• _SHORT TASK_: Pick out and copy every line below that has the word "between".

• _SUPPLIED MATERIAL_:
================
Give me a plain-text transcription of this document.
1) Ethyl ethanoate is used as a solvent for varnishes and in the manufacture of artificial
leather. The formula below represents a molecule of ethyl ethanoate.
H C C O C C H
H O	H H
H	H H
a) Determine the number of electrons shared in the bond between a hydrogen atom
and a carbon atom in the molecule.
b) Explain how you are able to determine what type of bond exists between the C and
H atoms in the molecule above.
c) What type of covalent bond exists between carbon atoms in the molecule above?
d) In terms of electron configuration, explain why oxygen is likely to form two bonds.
================
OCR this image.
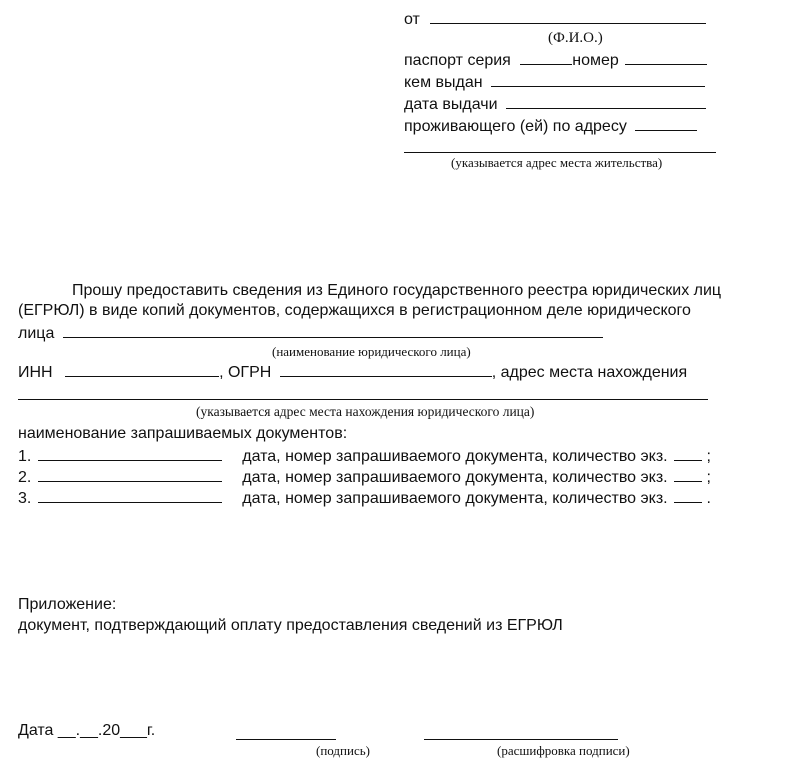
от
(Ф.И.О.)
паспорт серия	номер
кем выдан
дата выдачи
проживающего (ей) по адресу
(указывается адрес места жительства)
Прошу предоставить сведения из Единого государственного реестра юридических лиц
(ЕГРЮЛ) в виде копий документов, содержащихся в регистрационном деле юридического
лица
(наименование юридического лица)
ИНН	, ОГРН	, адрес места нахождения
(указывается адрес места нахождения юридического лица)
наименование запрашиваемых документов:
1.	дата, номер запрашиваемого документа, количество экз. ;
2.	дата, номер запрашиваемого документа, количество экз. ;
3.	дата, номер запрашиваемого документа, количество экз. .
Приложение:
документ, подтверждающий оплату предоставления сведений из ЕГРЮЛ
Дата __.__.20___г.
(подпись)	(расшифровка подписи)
================
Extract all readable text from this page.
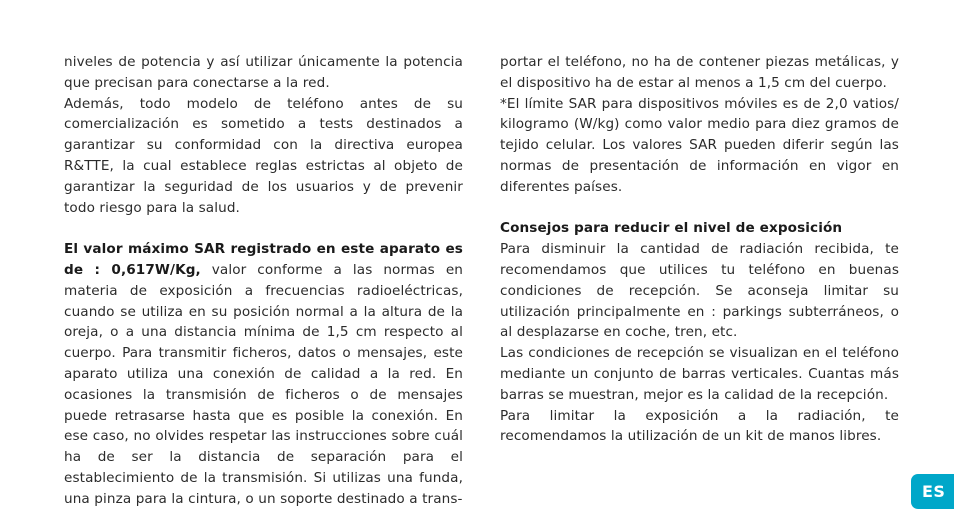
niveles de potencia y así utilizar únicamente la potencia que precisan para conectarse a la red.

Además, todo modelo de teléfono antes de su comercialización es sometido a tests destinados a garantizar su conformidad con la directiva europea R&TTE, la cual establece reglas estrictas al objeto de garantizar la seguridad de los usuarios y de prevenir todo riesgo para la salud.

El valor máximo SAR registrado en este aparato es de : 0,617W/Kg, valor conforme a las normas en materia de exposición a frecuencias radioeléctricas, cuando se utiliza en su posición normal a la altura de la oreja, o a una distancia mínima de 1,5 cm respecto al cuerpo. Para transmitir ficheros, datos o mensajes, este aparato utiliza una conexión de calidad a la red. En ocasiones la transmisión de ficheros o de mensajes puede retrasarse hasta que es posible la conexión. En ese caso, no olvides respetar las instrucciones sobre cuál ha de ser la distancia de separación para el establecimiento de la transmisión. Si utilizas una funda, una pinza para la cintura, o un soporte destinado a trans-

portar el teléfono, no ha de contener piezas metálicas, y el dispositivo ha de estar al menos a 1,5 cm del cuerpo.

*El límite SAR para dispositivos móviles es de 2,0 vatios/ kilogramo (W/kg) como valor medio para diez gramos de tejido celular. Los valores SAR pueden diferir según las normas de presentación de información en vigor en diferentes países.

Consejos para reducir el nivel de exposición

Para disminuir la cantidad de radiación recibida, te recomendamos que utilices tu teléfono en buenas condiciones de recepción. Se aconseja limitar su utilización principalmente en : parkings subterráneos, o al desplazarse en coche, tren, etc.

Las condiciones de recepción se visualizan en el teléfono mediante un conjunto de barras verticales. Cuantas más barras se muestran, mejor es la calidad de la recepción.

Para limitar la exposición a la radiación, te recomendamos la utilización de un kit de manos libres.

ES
================
• _THE REPLY_:
a) Determine the number of electrons shared in the bond between a hydrogen atom
b) Explain how you are able to determine what type of bond exists between the C and
c) What type of covalent bond exists between carbon atoms in the molecule above?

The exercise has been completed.